◆ **REQUIREMENTS**:
Where the string "credit" occurs in the material below, report the whole line.

== == ==

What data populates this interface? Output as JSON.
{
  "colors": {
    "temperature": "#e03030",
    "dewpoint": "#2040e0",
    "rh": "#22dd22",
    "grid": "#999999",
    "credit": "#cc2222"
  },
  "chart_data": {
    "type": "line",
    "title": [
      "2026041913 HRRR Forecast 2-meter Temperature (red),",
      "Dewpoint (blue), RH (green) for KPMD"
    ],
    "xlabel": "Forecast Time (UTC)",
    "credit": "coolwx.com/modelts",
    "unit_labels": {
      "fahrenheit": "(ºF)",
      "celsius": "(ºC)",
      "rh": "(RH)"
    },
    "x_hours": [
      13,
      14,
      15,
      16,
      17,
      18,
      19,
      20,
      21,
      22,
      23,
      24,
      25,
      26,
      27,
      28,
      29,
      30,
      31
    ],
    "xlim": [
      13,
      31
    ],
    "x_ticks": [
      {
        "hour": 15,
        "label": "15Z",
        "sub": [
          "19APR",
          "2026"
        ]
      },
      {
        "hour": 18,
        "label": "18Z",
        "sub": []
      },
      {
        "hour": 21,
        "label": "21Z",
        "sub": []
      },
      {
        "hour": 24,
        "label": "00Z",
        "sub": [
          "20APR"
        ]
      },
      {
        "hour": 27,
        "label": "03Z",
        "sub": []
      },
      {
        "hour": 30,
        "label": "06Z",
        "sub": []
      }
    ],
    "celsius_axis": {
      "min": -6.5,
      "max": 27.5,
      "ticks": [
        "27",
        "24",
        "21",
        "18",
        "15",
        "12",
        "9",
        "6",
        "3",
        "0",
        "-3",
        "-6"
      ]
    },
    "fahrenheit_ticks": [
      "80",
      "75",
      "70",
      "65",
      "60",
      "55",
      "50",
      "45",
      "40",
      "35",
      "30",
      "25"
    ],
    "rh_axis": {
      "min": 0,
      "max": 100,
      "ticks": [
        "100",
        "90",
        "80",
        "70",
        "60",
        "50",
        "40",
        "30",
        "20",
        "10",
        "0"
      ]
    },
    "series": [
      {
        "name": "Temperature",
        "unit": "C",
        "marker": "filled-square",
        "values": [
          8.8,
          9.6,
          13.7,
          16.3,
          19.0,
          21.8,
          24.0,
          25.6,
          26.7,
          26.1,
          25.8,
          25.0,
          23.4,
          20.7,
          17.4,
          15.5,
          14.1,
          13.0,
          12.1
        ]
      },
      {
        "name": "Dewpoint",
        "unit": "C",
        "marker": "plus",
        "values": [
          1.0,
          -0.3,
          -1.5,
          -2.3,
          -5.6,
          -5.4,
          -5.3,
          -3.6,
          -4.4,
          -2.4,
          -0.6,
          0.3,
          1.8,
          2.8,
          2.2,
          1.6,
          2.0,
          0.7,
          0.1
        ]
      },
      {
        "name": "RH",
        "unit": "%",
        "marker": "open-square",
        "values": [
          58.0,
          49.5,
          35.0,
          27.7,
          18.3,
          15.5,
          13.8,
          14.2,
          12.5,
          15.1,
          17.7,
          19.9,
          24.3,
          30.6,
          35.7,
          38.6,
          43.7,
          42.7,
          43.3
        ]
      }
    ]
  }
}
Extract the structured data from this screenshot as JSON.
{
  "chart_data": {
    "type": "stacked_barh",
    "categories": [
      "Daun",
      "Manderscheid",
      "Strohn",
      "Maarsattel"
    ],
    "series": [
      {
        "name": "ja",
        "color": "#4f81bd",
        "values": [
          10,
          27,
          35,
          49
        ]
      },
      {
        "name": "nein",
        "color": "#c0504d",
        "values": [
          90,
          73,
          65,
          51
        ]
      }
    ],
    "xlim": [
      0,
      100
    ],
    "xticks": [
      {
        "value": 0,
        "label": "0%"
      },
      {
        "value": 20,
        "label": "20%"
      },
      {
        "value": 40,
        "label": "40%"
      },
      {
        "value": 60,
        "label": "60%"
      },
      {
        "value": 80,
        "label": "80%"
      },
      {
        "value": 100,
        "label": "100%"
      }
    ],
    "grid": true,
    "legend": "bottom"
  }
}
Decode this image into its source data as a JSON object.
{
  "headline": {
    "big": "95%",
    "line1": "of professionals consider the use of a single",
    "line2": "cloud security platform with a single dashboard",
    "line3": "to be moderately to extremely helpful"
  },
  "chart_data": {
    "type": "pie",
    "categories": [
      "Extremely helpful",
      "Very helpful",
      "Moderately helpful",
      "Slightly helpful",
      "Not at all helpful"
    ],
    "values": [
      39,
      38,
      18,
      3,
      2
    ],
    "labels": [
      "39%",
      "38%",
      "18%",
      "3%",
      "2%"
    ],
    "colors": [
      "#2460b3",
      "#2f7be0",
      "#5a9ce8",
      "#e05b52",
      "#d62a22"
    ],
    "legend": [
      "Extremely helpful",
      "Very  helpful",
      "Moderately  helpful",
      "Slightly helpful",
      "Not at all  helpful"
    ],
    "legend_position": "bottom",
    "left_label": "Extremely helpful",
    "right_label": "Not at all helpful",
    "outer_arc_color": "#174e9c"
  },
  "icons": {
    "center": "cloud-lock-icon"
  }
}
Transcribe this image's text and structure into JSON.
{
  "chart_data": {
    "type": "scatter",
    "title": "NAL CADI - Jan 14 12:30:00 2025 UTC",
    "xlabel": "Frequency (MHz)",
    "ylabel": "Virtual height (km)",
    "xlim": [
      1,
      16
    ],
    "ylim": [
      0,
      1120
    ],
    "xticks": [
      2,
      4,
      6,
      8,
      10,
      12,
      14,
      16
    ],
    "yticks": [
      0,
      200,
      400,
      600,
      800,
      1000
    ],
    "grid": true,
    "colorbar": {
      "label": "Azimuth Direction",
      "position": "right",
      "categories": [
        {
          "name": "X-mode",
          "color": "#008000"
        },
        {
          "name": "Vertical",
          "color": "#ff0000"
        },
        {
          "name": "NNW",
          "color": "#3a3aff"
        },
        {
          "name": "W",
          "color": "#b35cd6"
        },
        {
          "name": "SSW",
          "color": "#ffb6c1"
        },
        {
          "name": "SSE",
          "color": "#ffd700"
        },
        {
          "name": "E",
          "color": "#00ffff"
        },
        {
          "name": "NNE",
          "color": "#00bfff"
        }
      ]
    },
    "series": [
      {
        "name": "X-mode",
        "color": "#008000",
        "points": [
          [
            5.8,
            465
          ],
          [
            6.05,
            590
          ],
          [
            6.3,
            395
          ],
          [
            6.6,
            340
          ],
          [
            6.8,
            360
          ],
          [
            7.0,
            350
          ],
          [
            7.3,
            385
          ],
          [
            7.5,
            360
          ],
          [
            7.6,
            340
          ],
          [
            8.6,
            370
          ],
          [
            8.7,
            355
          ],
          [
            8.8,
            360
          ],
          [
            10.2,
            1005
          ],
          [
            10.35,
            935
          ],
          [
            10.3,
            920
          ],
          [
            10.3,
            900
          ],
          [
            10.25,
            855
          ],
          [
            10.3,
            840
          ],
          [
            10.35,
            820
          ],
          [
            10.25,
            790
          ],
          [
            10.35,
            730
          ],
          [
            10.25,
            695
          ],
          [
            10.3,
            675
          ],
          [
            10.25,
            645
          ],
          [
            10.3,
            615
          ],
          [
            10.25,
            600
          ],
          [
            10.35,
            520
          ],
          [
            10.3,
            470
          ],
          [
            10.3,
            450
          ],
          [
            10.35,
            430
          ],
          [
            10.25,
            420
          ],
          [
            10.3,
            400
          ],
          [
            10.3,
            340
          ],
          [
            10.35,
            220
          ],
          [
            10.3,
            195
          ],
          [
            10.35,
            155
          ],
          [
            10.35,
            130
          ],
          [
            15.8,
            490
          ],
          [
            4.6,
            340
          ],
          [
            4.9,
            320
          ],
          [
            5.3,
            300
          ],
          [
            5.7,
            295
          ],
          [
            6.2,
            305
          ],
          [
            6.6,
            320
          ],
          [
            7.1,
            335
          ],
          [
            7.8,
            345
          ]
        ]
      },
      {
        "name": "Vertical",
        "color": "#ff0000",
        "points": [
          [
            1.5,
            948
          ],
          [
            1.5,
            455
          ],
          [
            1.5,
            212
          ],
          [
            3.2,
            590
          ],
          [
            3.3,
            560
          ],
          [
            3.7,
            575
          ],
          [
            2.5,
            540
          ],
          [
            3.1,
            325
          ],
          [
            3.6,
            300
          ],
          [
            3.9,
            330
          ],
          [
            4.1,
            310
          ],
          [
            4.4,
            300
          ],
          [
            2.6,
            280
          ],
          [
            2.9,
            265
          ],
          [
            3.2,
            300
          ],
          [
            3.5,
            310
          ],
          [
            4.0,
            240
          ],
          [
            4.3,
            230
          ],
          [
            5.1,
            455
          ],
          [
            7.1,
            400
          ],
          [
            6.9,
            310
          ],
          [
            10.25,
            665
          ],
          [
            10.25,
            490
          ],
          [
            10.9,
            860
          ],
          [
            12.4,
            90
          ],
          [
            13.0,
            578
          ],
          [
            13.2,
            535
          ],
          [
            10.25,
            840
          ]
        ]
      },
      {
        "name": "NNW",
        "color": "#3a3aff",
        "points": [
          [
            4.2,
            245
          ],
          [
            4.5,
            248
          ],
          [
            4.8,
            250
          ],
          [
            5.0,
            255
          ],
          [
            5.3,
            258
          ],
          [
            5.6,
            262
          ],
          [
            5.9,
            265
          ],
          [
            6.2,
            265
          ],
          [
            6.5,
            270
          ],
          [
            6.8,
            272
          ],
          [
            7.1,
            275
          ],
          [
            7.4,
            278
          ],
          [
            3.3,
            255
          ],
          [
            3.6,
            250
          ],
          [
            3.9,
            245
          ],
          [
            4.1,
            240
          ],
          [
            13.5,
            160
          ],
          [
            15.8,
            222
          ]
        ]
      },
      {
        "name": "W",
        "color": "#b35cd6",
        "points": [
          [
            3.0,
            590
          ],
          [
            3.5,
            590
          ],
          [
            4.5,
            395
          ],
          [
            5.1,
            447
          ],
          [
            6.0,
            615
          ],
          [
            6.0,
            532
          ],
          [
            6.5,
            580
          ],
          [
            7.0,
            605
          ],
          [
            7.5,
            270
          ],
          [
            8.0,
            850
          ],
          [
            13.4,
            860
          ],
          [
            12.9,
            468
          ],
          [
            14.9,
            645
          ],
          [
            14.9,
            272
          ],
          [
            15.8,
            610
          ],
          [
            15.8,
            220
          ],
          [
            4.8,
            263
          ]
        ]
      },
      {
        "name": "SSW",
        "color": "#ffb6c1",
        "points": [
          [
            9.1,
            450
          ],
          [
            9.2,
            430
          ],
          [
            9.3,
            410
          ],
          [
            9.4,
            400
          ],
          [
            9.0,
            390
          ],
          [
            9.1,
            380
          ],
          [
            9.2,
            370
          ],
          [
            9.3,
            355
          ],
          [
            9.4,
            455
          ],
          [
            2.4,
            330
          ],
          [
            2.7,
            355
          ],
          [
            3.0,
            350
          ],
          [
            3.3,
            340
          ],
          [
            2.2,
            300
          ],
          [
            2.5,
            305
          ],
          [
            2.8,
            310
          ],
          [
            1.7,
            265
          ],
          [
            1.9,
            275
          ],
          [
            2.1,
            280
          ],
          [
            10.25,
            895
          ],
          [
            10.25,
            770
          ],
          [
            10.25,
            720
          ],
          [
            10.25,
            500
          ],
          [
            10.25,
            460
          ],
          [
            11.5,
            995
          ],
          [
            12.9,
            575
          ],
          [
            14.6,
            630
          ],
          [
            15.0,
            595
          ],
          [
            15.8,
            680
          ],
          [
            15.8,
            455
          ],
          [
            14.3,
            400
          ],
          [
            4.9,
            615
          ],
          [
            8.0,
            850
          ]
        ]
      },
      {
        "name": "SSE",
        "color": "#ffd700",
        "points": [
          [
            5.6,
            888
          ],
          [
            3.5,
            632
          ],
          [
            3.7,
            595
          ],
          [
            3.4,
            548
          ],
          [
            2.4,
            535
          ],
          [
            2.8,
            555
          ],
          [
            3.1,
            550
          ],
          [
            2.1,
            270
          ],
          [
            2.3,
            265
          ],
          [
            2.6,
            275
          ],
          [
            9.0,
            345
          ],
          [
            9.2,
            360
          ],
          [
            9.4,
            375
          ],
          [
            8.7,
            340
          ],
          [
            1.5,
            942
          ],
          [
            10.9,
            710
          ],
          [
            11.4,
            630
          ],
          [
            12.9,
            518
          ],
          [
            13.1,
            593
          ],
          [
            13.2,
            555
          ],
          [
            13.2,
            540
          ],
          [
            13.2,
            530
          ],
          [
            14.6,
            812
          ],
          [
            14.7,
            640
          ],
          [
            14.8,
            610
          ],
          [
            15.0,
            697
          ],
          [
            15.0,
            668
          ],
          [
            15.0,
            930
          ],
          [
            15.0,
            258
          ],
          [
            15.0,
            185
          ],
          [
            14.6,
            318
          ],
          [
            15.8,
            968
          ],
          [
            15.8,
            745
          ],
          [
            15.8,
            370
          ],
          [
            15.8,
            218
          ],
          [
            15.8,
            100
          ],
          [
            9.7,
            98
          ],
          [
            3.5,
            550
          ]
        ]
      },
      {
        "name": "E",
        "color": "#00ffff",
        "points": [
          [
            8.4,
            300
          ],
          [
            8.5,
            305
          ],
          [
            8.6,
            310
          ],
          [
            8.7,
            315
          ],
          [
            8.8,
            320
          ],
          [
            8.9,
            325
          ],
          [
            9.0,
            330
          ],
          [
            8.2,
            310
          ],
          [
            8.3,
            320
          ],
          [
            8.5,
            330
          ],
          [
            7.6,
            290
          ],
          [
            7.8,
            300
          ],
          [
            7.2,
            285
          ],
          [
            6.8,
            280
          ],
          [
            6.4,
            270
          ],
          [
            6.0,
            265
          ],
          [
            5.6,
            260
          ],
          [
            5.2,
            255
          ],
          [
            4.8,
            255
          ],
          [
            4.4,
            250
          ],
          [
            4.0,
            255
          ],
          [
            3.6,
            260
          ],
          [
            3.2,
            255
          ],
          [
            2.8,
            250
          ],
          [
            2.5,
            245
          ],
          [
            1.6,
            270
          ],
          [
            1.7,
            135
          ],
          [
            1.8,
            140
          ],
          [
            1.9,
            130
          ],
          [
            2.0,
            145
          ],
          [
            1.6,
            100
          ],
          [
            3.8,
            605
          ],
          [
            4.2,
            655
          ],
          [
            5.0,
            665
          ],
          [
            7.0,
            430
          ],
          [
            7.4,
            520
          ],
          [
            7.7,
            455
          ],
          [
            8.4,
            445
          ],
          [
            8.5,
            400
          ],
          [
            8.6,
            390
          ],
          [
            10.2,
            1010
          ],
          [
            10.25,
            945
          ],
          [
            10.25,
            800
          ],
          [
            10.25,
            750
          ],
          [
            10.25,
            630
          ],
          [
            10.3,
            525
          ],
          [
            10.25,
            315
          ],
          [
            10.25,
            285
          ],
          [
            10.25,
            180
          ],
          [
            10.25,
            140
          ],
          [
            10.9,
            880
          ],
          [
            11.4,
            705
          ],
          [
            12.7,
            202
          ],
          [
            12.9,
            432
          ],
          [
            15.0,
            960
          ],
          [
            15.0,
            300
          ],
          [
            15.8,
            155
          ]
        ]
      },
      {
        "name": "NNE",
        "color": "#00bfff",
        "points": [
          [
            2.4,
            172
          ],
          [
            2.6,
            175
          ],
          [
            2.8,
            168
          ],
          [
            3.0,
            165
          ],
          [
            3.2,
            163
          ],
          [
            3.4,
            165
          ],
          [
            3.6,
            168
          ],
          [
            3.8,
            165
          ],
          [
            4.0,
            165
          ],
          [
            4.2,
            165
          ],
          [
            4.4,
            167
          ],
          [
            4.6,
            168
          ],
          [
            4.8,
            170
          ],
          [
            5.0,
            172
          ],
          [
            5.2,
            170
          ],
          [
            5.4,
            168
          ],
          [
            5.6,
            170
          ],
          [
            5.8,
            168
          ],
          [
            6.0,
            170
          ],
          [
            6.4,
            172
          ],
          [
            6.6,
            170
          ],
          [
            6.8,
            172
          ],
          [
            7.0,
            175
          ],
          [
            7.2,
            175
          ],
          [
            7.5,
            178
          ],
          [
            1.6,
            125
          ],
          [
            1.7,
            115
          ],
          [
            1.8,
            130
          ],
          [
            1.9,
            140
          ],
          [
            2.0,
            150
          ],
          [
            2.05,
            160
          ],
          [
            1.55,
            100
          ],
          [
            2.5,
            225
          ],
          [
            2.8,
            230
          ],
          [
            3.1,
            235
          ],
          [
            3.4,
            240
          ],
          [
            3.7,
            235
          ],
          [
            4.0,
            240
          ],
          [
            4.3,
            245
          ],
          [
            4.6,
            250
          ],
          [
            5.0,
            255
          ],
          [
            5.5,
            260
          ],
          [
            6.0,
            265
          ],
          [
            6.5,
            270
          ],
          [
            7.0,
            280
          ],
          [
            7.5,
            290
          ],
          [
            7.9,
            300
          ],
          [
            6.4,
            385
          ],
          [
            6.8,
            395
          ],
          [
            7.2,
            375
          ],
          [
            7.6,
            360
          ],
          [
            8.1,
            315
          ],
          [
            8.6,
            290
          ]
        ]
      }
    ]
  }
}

== == ==

◆ **ANSWER FOR THIS EXERCISE**:
    "credit": "#cc2222"
    "credit": "coolwx.com/modelts",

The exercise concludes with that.